### Supplied data:

────────────────

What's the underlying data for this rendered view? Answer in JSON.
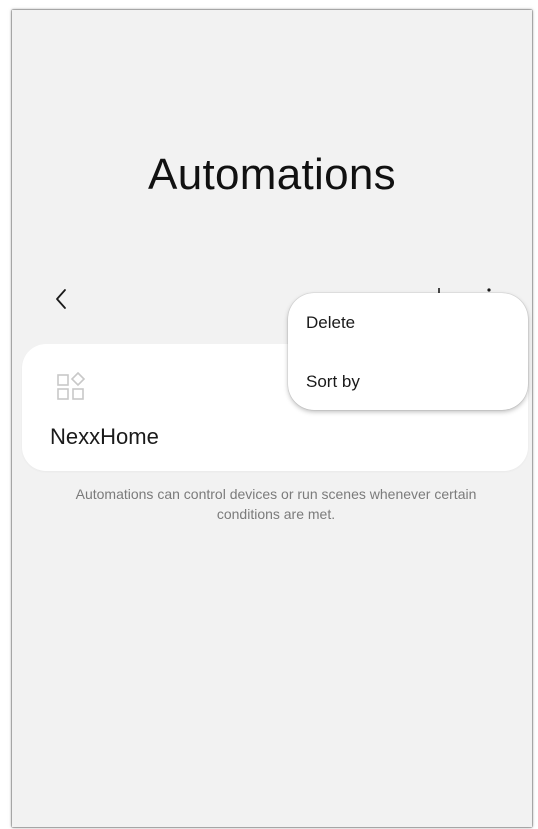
{
  "header": {
    "title": "Automations"
  },
  "toolbar": {
    "back_icon": "chevron-left-icon"
  },
  "automation_card": {
    "label": "NexxHome",
    "icon": "device-grid-icon"
  },
  "helper": {
    "text": "Automations can control devices or run scenes whenever certain conditions are met."
  },
  "menu": {
    "items": [
      {
        "label": "Delete"
      },
      {
        "label": "Sort by"
      }
    ]
  },
  "colors": {
    "background": "#f2f2f2",
    "card": "#ffffff",
    "helper_text": "#7b7b7b"
  }
}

────────────────

### What to produce:
Transcribe every line from the records above without alteration, and leave out the images.

### Output of the exercise:
What's the underlying data for this rendered view? Answer in JSON.
{
  "header": {
    "title": "Automations"
  },
  "toolbar": {
    "back_icon": "chevron-left-icon"
  },
  "automation_card": {
    "label": "NexxHome",
    "icon": "device-grid-icon"
  },
  "helper": {
    "text": "Automations can control devices or run scenes whenever certain conditions are met."
  },
  "menu": {
    "items": [
      {
        "label": "Delete"
      },
      {
        "label": "Sort by"
      }
    ]
  },
  "colors": {
    "background": "#f2f2f2",
    "card": "#ffffff",
    "helper_text": "#7b7b7b"
  }
}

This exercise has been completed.